- Task description:
The records underneath are to be repeated exactly, with the pictures left out.
──────── Information supplied
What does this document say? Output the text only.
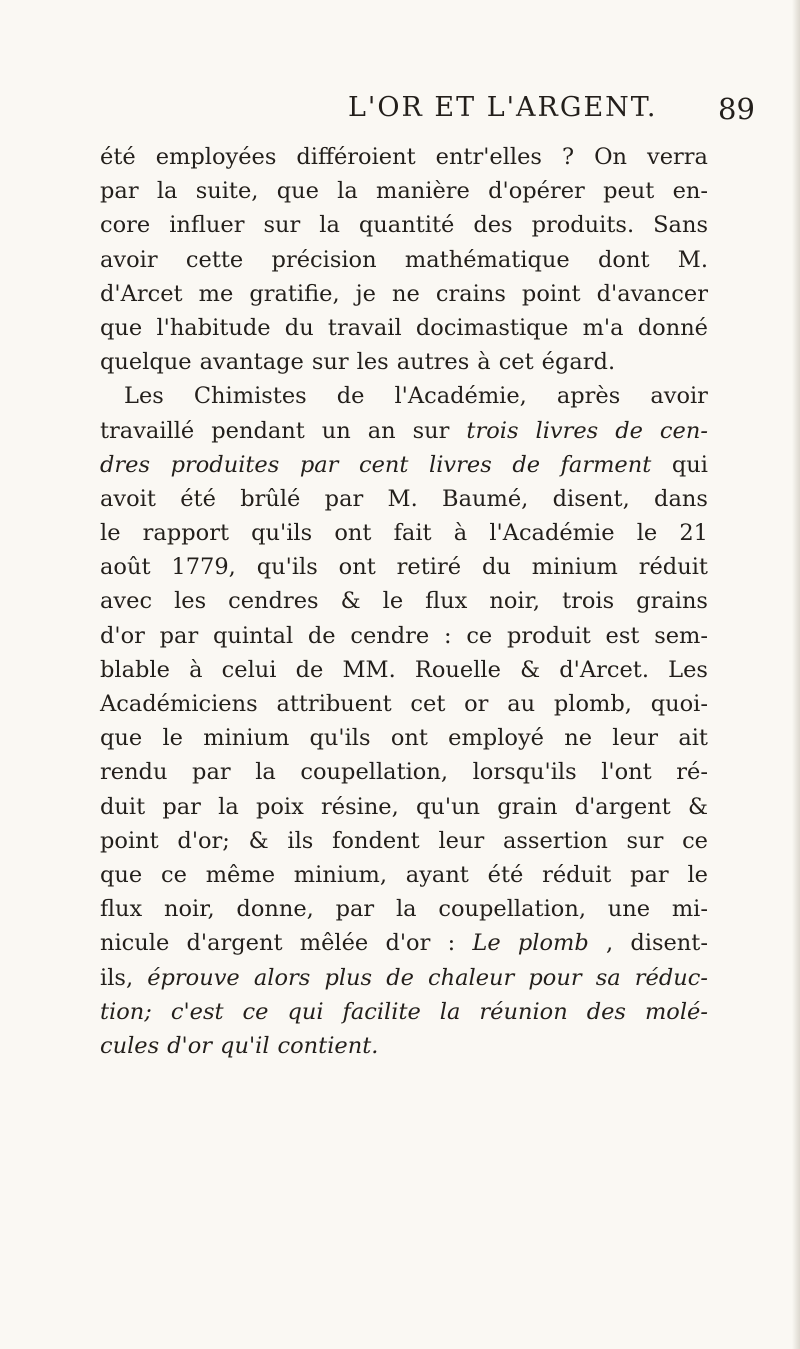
L'OR ET L'ARGENT. 89
été employées différoient entr'elles ? On verra
par la suite, que la manière d'opérer peut en-
core influer sur la quantité des produits. Sans
avoir cette précision mathématique dont M.
d'Arcet me gratifie, je ne crains point d'avancer
que l'habitude du travail docimastique m'a donné
quelque avantage sur les autres à cet égard.
Les Chimistes de l'Académie, après avoir
travaillé pendant un an sur trois livres de cen-
dres produites par cent livres de farment qui
avoit été brûlé par M. Baumé, disent, dans
le rapport qu'ils ont fait à l'Académie le 21
août 1779, qu'ils ont retiré du minium réduit
avec les cendres & le flux noir, trois grains
d'or par quintal de cendre : ce produit est sem-
blable à celui de MM. Rouelle & d'Arcet. Les
Académiciens attribuent cet or au plomb, quoi-
que le minium qu'ils ont employé ne leur ait
rendu par la coupellation, lorsqu'ils l'ont ré-
duit par la poix résine, qu'un grain d'argent &
point d'or; & ils fondent leur assertion sur ce
que ce même minium, ayant été réduit par le
flux noir, donne, par la coupellation, une mi-
nicule d'argent mêlée d'or : Le plomb , disent-
ils, éprouve alors plus de chaleur pour sa réduc-
tion; c'est ce qui facilite la réunion des molé-
cules d'or qu'il contient.
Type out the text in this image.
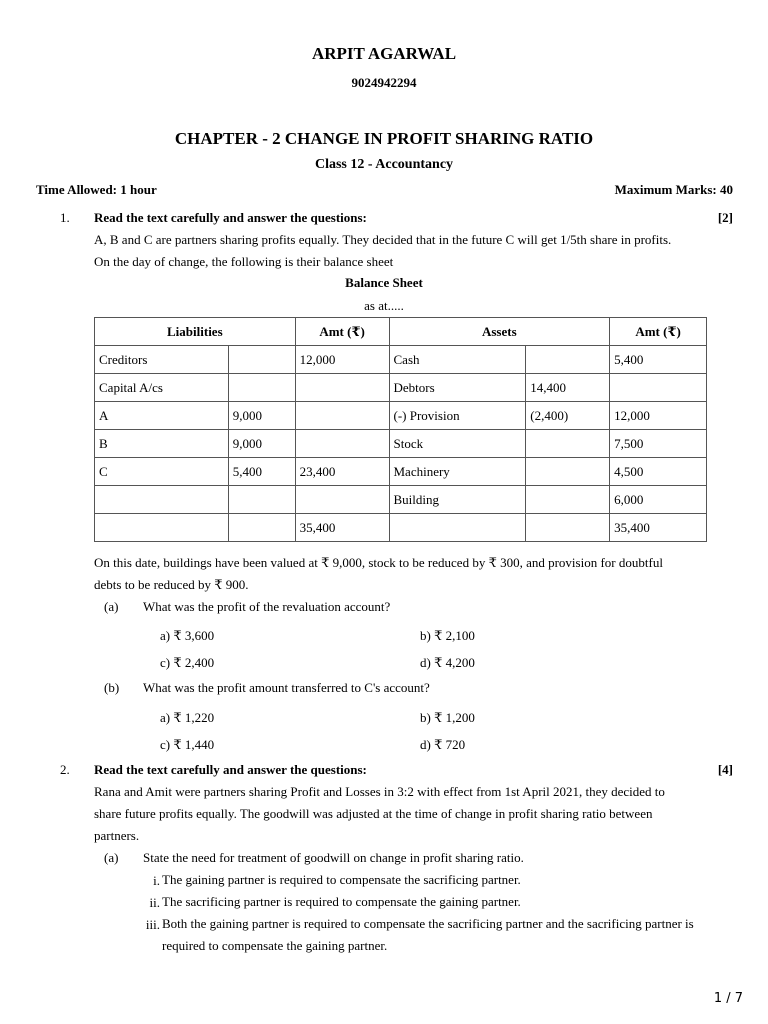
ARPIT AGARWAL
9024942294
CHAPTER - 2 CHANGE IN PROFIT SHARING RATIO
Class 12 - Accountancy
Time Allowed: 1 hour	Maximum Marks: 40
1. Read the text carefully and answer the questions:	[2]
A, B and C are partners sharing profits equally. They decided that in the future C will get 1/5th share in profits.
On the day of change, the following is their balance sheet
Balance Sheet
as at.....
Liabilities		Amt (₹)	Assets		Amt (₹)
Creditors		12,000	Cash		5,400
Capital A/cs			Debtors	14,400	
A	9,000		(-) Provision	(2,400)	12,000
B	9,000		Stock		7,500
C	5,400	23,400	Machinery		4,500
			Building		6,000
		35,400			35,400
On this date, buildings have been valued at ₹ 9,000, stock to be reduced by ₹ 300, and provision for doubtful
debts to be reduced by ₹ 900.
(a) What was the profit of the revaluation account?
a) ₹ 3,600	b) ₹ 2,100
c) ₹ 2,400	d) ₹ 4,200
(b) What was the profit amount transferred to C's account?
a) ₹ 1,220	b) ₹ 1,200
c) ₹ 1,440	d) ₹ 720
2. Read the text carefully and answer the questions:	[4]
Rana and Amit were partners sharing Profit and Losses in 3:2 with effect from 1st April 2021, they decided to
share future profits equally. The goodwill was adjusted at the time of change in profit sharing ratio between
partners.
(a) State the need for treatment of goodwill on change in profit sharing ratio.
i. The gaining partner is required to compensate the sacrificing partner.
ii. The sacrificing partner is required to compensate the gaining partner.
iii. Both the gaining partner is required to compensate the sacrificing partner and the sacrificing partner is
required to compensate the gaining partner.
1 / 7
────────────────
- Response to the exercise:
What does this document say? Output the text only.
L'OR ET L'ARGENT. 89
été employées différoient entr'elles ? On verra
par la suite, que la manière d'opérer peut en-
core influer sur la quantité des produits. Sans
avoir cette précision mathématique dont M.
d'Arcet me gratifie, je ne crains point d'avancer
que l'habitude du travail docimastique m'a donné
quelque avantage sur les autres à cet égard.
Les Chimistes de l'Académie, après avoir
travaillé pendant un an sur trois livres de cen-
dres produites par cent livres de farment qui
avoit été brûlé par M. Baumé, disent, dans
le rapport qu'ils ont fait à l'Académie le 21
août 1779, qu'ils ont retiré du minium réduit
avec les cendres & le flux noir, trois grains
d'or par quintal de cendre : ce produit est sem-
blable à celui de MM. Rouelle & d'Arcet. Les
Académiciens attribuent cet or au plomb, quoi-
que le minium qu'ils ont employé ne leur ait
rendu par la coupellation, lorsqu'ils l'ont ré-
duit par la poix résine, qu'un grain d'argent &
point d'or; & ils fondent leur assertion sur ce
que ce même minium, ayant été réduit par le
flux noir, donne, par la coupellation, une mi-
nicule d'argent mêlée d'or : Le plomb , disent-
ils, éprouve alors plus de chaleur pour sa réduc-
tion; c'est ce qui facilite la réunion des molé-
cules d'or qu'il contient.
Type out the text in this image.
ARPIT AGARWAL
9024942294
CHAPTER - 2 CHANGE IN PROFIT SHARING RATIO
Class 12 - Accountancy
Time Allowed: 1 hour	Maximum Marks: 40
1. Read the text carefully and answer the questions:	[2]
A, B and C are partners sharing profits equally. They decided that in the future C will get 1/5th share in profits.
On the day of change, the following is their balance sheet
Balance Sheet
as at.....
Liabilities		Amt (₹)	Assets		Amt (₹)
Creditors		12,000	Cash		5,400
Capital A/cs			Debtors	14,400	
A	9,000		(-) Provision	(2,400)	12,000
B	9,000		Stock		7,500
C	5,400	23,400	Machinery		4,500
			Building		6,000
		35,400			35,400
On this date, buildings have been valued at ₹ 9,000, stock to be reduced by ₹ 300, and provision for doubtful
debts to be reduced by ₹ 900.
(a) What was the profit of the revaluation account?
a) ₹ 3,600	b) ₹ 2,100
c) ₹ 2,400	d) ₹ 4,200
(b) What was the profit amount transferred to C's account?
a) ₹ 1,220	b) ₹ 1,200
c) ₹ 1,440	d) ₹ 720
2. Read the text carefully and answer the questions:	[4]
Rana and Amit were partners sharing Profit and Losses in 3:2 with effect from 1st April 2021, they decided to
share future profits equally. The goodwill was adjusted at the time of change in profit sharing ratio between
partners.
(a) State the need for treatment of goodwill on change in profit sharing ratio.
i. The gaining partner is required to compensate the sacrificing partner.
ii. The sacrificing partner is required to compensate the gaining partner.
iii. Both the gaining partner is required to compensate the sacrificing partner and the sacrificing partner is
required to compensate the gaining partner.
1 / 7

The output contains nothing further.